BEGIN Data for this exercise

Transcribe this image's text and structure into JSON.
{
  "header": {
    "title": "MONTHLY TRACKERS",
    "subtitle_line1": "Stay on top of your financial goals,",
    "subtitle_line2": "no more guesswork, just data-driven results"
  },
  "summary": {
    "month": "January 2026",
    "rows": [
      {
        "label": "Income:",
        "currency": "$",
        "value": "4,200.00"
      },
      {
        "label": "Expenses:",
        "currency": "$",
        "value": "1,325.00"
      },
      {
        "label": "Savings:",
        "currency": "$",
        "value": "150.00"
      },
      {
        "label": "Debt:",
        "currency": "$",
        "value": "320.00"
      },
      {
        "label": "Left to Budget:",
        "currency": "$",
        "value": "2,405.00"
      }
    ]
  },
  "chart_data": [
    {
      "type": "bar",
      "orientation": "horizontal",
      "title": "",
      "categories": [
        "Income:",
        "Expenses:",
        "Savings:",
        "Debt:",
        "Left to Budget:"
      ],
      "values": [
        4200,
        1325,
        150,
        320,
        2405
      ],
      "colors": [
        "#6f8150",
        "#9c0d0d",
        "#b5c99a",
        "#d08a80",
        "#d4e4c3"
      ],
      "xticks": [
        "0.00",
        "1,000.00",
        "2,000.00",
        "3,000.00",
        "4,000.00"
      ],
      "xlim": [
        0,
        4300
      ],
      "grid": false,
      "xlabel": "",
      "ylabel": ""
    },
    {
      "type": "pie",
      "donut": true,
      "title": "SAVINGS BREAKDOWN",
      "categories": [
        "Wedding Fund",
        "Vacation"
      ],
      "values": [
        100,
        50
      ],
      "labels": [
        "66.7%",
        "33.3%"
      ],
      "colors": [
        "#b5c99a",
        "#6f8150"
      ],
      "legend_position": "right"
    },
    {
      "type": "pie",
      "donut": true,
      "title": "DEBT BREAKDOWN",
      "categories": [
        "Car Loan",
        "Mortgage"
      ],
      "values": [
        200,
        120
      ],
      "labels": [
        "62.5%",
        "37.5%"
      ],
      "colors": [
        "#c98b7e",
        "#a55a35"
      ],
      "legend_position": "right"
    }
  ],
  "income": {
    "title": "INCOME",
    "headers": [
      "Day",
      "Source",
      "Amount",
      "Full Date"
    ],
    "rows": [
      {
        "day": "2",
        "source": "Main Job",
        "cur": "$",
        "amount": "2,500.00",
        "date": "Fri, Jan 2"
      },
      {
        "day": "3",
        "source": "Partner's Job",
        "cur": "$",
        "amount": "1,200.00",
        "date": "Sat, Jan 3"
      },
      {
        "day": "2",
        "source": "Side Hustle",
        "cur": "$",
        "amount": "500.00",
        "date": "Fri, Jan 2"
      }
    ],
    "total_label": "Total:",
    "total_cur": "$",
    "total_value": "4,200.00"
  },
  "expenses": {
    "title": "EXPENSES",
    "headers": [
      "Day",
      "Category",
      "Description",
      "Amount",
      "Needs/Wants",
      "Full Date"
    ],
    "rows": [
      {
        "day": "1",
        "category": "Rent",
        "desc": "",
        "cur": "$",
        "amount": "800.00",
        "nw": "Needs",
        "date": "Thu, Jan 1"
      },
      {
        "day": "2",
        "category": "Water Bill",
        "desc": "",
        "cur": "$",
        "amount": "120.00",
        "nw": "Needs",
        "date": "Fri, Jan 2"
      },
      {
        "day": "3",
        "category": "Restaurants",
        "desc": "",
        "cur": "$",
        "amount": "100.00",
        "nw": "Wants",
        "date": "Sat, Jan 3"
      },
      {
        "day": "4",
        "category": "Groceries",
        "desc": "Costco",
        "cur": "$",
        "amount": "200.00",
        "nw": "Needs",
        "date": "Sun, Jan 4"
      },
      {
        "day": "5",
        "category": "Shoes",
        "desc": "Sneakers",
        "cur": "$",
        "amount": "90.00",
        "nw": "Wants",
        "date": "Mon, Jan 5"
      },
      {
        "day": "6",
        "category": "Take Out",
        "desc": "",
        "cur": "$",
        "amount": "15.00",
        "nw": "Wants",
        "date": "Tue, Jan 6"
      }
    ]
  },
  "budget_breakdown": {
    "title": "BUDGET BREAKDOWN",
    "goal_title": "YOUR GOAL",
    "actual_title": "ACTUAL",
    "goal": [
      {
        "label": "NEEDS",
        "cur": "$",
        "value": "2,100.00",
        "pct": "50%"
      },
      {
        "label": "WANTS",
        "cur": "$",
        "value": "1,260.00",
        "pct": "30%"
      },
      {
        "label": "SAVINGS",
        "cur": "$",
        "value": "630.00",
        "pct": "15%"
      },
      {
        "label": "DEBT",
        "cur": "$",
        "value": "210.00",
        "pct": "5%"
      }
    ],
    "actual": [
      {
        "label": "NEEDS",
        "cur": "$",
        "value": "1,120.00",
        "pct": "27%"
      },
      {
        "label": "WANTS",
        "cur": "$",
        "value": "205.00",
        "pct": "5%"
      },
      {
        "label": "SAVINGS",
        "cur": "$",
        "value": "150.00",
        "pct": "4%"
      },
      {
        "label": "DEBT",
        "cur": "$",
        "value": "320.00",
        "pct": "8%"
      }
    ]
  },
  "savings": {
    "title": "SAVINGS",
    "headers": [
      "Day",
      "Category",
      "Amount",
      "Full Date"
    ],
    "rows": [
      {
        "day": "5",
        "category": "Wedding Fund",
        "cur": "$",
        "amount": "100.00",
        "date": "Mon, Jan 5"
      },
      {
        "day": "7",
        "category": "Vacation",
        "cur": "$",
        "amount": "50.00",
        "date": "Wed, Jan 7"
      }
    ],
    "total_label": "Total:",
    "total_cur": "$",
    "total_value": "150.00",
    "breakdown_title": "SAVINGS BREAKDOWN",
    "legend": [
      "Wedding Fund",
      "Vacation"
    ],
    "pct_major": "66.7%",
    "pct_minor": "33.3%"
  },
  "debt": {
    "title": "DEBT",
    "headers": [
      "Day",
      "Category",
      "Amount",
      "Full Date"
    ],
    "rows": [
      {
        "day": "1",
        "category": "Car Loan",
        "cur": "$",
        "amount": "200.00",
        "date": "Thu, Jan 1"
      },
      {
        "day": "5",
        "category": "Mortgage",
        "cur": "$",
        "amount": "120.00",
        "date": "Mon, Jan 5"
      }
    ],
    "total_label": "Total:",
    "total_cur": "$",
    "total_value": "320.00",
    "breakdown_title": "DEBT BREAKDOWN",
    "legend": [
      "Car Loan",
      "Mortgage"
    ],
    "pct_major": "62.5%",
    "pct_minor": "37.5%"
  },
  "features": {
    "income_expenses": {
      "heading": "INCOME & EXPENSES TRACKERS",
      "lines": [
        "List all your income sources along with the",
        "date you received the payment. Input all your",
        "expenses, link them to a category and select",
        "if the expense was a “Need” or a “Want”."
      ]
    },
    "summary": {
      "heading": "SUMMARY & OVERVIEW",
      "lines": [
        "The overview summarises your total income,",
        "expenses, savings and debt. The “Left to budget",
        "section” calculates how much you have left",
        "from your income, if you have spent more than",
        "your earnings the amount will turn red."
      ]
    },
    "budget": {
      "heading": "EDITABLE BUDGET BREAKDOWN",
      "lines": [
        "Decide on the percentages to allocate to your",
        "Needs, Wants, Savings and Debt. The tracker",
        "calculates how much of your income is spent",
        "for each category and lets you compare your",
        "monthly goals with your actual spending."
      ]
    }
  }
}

END Data for this exercise

Stated problem: Read through the lines above and collect those that contain the string "with".

Complete answer:
        "List all your income sources along with the",
        "monthly goals with your actual spending."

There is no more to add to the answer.